======== SUPPLIED DATA

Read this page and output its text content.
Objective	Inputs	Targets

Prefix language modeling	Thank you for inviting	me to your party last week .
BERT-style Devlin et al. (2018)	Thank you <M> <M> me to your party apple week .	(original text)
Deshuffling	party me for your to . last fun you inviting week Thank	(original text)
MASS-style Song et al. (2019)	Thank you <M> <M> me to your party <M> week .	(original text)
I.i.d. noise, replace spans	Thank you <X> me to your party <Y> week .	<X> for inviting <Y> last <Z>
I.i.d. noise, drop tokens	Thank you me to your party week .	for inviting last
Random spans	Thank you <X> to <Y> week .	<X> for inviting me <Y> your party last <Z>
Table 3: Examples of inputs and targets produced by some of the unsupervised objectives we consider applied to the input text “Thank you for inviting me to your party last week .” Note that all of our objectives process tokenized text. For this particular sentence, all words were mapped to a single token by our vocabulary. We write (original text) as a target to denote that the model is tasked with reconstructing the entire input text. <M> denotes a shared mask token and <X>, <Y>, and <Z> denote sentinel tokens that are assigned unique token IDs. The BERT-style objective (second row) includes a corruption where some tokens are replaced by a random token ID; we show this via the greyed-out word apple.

================

▸ **YOUR TASK**
Recopy the whole listing exactly.

▸ **FINISHED ANSWER**
Read this page and output its text content.
Objective	Inputs	Targets

Prefix language modeling	Thank you for inviting	me to your party last week .
BERT-style Devlin et al. (2018)	Thank you <M> <M> me to your party apple week .	(original text)
Deshuffling	party me for your to . last fun you inviting week Thank	(original text)
MASS-style Song et al. (2019)	Thank you <M> <M> me to your party <M> week .	(original text)
I.i.d. noise, replace spans	Thank you <X> me to your party <Y> week .	<X> for inviting <Y> last <Z>
I.i.d. noise, drop tokens	Thank you me to your party week .	for inviting last
Random spans	Thank you <X> to <Y> week .	<X> for inviting me <Y> your party last <Z>
Table 3: Examples of inputs and targets produced by some of the unsupervised objectives we consider applied to the input text “Thank you for inviting me to your party last week .” Note that all of our objectives process tokenized text. For this particular sentence, all words were mapped to a single token by our vocabulary. We write (original text) as a target to denote that the model is tasked with reconstructing the entire input text. <M> denotes a shared mask token and <X>, <Y>, and <Z> denote sentinel tokens that are assigned unique token IDs. The BERT-style objective (second row) includes a corruption where some tokens are replaced by a random token ID; we show this via the greyed-out word apple.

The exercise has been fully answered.